_Supplied data:_
↓↓↓

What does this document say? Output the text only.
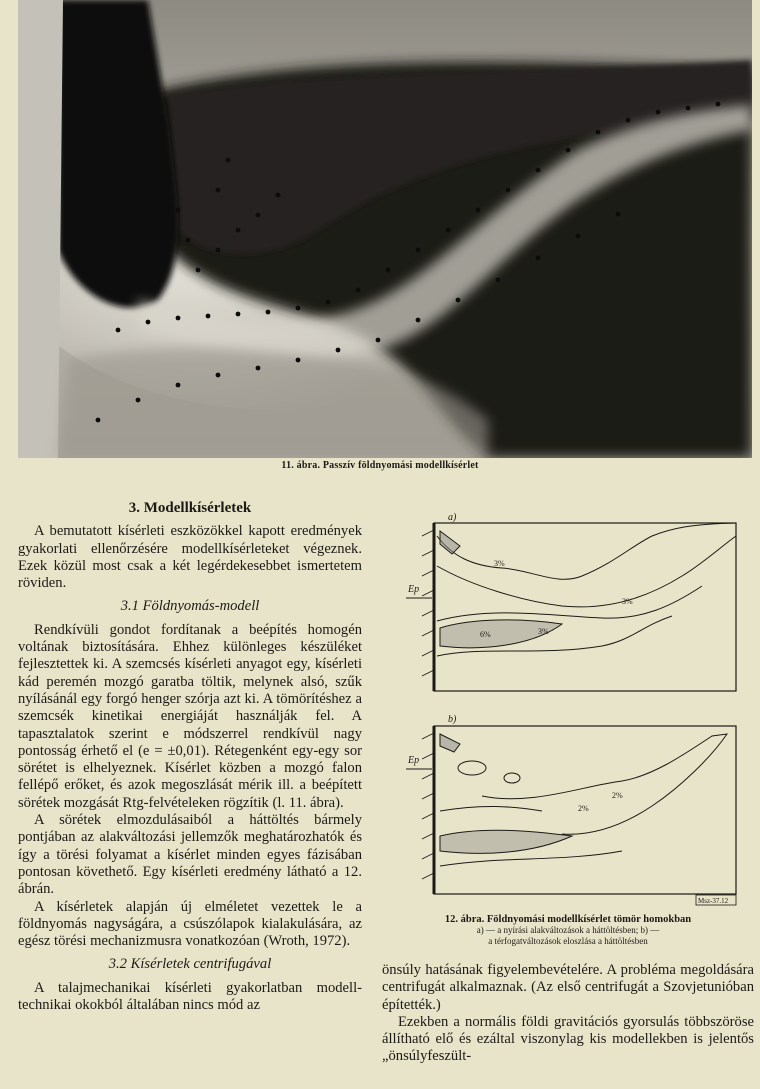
11. ábra. Passzív földnyomási modellkísérlet
3. Modellkísérletek

A bemutatott kísérleti eszközökkel kapott eredmények gyakorlati ellenőrzésére modellkísérleteket végeznek. Ezek közül most csak a két legérdekesebbet ismertetem röviden.

3.1 Földnyomás-modell

Rendkívüli gondot fordítanak a beépítés homogén voltának biztosítására. Ehhez különleges készüléket fejlesztettek ki. A szemcsés kísérleti anyagot egy, kísérleti kád peremén mozgó garatba töltik, melynek alsó, szűk nyílásánál egy forgó henger szórja azt ki. A tömörítéshez a szemcsék kinetikai energiáját használják fel. A tapasztalatok szerint e módszerrel rendkívül nagy pontosság érhető el (e = ±0,01). Rétegenként egy-egy sor sörétet is elhelyeznek. Kísérlet közben a mozgó falon fellépő erőket, és azok megoszlását mérik ill. a beépített sörétek mozgását Rtg-felvételeken rögzítik (l. 11. ábra).

A sörétek elmozdulásaiból a háttöltés bármely pontjában az alakváltozási jellemzők meghatározhatók és így a törési folyamat a kísérlet minden egyes fázisában pontosan követhető. Egy kísérleti eredmény látható a 12. ábrán.

A kísérletek alapján új elméletet vezettek le a földnyomás nagyságára, a csúszólapok kialakulására, az egész törési mechanizmusra vonatkozóan (Wroth, 1972).

3.2 Kísérletek centrifugával

A talajmechanikai kísérleti gyakorlatban modell-technikai okokból általában nincs mód az

a)
Ep
3%
3%
6%	3%
b)
Ep
2%
2%
Msz-37.12
12. ábra. Földnyomási modellkísérlet tömör homokban
a) — a nyírási alakváltozások a háttöltésben; b) —
a térfogatváltozások eloszlása a háttöltésben

önsúly hatásának figyelembevételére. A probléma megoldására centrifugát alkalmaznak. (Az első centrifugát a Szovjetunióban építették.)

Ezekben a normális földi gravitációs gyorsulás többszöröse állítható elő és ezáltal viszonylag kis modellekben is jelentős „önsúlyfeszült-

↑↑↑

_Task directions:_ Retype the data above exactly; pictures are not part of the copy.

_Exercise result:_
What does this document say? Output the text only.
11. ábra. Passzív földnyomási modellkísérlet
3. Modellkísérletek

A bemutatott kísérleti eszközökkel kapott eredmények gyakorlati ellenőrzésére modellkísérleteket végeznek. Ezek közül most csak a két legérdekesebbet ismertetem röviden.

3.1 Földnyomás-modell

Rendkívüli gondot fordítanak a beépítés homogén voltának biztosítására. Ehhez különleges készüléket fejlesztettek ki. A szemcsés kísérleti anyagot egy, kísérleti kád peremén mozgó garatba töltik, melynek alsó, szűk nyílásánál egy forgó henger szórja azt ki. A tömörítéshez a szemcsék kinetikai energiáját használják fel. A tapasztalatok szerint e módszerrel rendkívül nagy pontosság érhető el (e = ±0,01). Rétegenként egy-egy sor sörétet is elhelyeznek. Kísérlet közben a mozgó falon fellépő erőket, és azok megoszlását mérik ill. a beépített sörétek mozgását Rtg-felvételeken rögzítik (l. 11. ábra).

A sörétek elmozdulásaiból a háttöltés bármely pontjában az alakváltozási jellemzők meghatározhatók és így a törési folyamat a kísérlet minden egyes fázisában pontosan követhető. Egy kísérleti eredmény látható a 12. ábrán.

A kísérletek alapján új elméletet vezettek le a földnyomás nagyságára, a csúszólapok kialakulására, az egész törési mechanizmusra vonatkozóan (Wroth, 1972).

3.2 Kísérletek centrifugával

A talajmechanikai kísérleti gyakorlatban modell-technikai okokból általában nincs mód az

a)
Ep
3%
3%
6%	3%
b)
Ep
2%
2%
Msz-37.12
12. ábra. Földnyomási modellkísérlet tömör homokban
a) — a nyírási alakváltozások a háttöltésben; b) —
a térfogatváltozások eloszlása a háttöltésben

önsúly hatásának figyelembevételére. A probléma megoldására centrifugát alkalmaznak. (Az első centrifugát a Szovjetunióban építették.)

Ezekben a normális földi gravitációs gyorsulás többszöröse állítható elő és ezáltal viszonylag kis modellekben is jelentős „önsúlyfeszült-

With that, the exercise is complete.